## [Task]
Reproduce all entries word for word.

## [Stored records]
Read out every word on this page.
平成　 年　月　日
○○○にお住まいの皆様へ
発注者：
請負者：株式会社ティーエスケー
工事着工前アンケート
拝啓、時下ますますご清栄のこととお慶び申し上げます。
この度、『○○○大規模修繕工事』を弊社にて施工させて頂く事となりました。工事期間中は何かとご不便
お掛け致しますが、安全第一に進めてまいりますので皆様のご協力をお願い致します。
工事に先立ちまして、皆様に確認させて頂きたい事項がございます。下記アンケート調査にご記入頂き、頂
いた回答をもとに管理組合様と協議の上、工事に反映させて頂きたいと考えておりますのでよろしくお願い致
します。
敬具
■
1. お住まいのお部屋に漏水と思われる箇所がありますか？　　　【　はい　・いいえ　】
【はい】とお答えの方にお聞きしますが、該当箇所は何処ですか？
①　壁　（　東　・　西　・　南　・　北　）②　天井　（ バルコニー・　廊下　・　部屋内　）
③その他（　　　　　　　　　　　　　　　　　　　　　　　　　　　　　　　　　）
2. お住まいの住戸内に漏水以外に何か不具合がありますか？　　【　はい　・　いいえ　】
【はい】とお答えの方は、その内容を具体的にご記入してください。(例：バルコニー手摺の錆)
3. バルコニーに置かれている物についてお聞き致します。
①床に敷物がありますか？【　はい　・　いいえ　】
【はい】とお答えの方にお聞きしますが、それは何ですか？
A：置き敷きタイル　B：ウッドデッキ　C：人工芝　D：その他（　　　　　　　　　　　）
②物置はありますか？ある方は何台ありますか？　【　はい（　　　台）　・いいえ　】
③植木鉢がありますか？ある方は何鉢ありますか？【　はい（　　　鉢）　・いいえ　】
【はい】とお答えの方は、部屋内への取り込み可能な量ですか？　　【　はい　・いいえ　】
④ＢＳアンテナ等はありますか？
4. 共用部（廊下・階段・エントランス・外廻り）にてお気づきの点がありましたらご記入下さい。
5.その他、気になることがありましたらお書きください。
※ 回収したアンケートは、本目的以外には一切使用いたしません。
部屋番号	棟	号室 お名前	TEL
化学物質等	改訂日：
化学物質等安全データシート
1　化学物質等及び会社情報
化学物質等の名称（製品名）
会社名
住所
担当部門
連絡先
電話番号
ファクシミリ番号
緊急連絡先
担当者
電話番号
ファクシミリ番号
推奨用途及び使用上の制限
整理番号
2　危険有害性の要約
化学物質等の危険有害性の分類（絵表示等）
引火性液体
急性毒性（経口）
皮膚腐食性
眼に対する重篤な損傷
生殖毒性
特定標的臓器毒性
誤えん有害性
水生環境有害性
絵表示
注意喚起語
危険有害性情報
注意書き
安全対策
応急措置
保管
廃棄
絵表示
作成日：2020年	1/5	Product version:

## [Worked solution]
Read out every word on this page.
平成　 年　月　日
○○○にお住まいの皆様へ
発注者：
請負者：株式会社ティーエスケー
工事着工前アンケート
拝啓、時下ますますご清栄のこととお慶び申し上げます。
この度、『○○○大規模修繕工事』を弊社にて施工させて頂く事となりました。工事期間中は何かとご不便
お掛け致しますが、安全第一に進めてまいりますので皆様のご協力をお願い致します。
工事に先立ちまして、皆様に確認させて頂きたい事項がございます。下記アンケート調査にご記入頂き、頂
いた回答をもとに管理組合様と協議の上、工事に反映させて頂きたいと考えておりますのでよろしくお願い致
します。
敬具
■
1. お住まいのお部屋に漏水と思われる箇所がありますか？　　　【　はい　・いいえ　】
【はい】とお答えの方にお聞きしますが、該当箇所は何処ですか？
①　壁　（　東　・　西　・　南　・　北　）②　天井　（ バルコニー・　廊下　・　部屋内　）
③その他（　　　　　　　　　　　　　　　　　　　　　　　　　　　　　　　　　）
2. お住まいの住戸内に漏水以外に何か不具合がありますか？　　【　はい　・　いいえ　】
【はい】とお答えの方は、その内容を具体的にご記入してください。(例：バルコニー手摺の錆)
3. バルコニーに置かれている物についてお聞き致します。
①床に敷物がありますか？【　はい　・　いいえ　】
【はい】とお答えの方にお聞きしますが、それは何ですか？
A：置き敷きタイル　B：ウッドデッキ　C：人工芝　D：その他（　　　　　　　　　　　）
②物置はありますか？ある方は何台ありますか？　【　はい（　　　台）　・いいえ　】
③植木鉢がありますか？ある方は何鉢ありますか？【　はい（　　　鉢）　・いいえ　】
【はい】とお答えの方は、部屋内への取り込み可能な量ですか？　　【　はい　・いいえ　】
④ＢＳアンテナ等はありますか？
4. 共用部（廊下・階段・エントランス・外廻り）にてお気づきの点がありましたらご記入下さい。
5.その他、気になることがありましたらお書きください。
※ 回収したアンケートは、本目的以外には一切使用いたしません。
部屋番号	棟	号室 お名前	TEL
化学物質等	改訂日：
化学物質等安全データシート
1　化学物質等及び会社情報
化学物質等の名称（製品名）
会社名
住所
担当部門
連絡先
電話番号
ファクシミリ番号
緊急連絡先
担当者
電話番号
ファクシミリ番号
推奨用途及び使用上の制限
整理番号
2　危険有害性の要約
化学物質等の危険有害性の分類（絵表示等）
引火性液体
急性毒性（経口）
皮膚腐食性
眼に対する重篤な損傷
生殖毒性
特定標的臓器毒性
誤えん有害性
水生環境有害性
絵表示
注意喚起語
危険有害性情報
注意書き
安全対策
応急措置
保管
廃棄
絵表示
作成日：2020年	1/5	Product version:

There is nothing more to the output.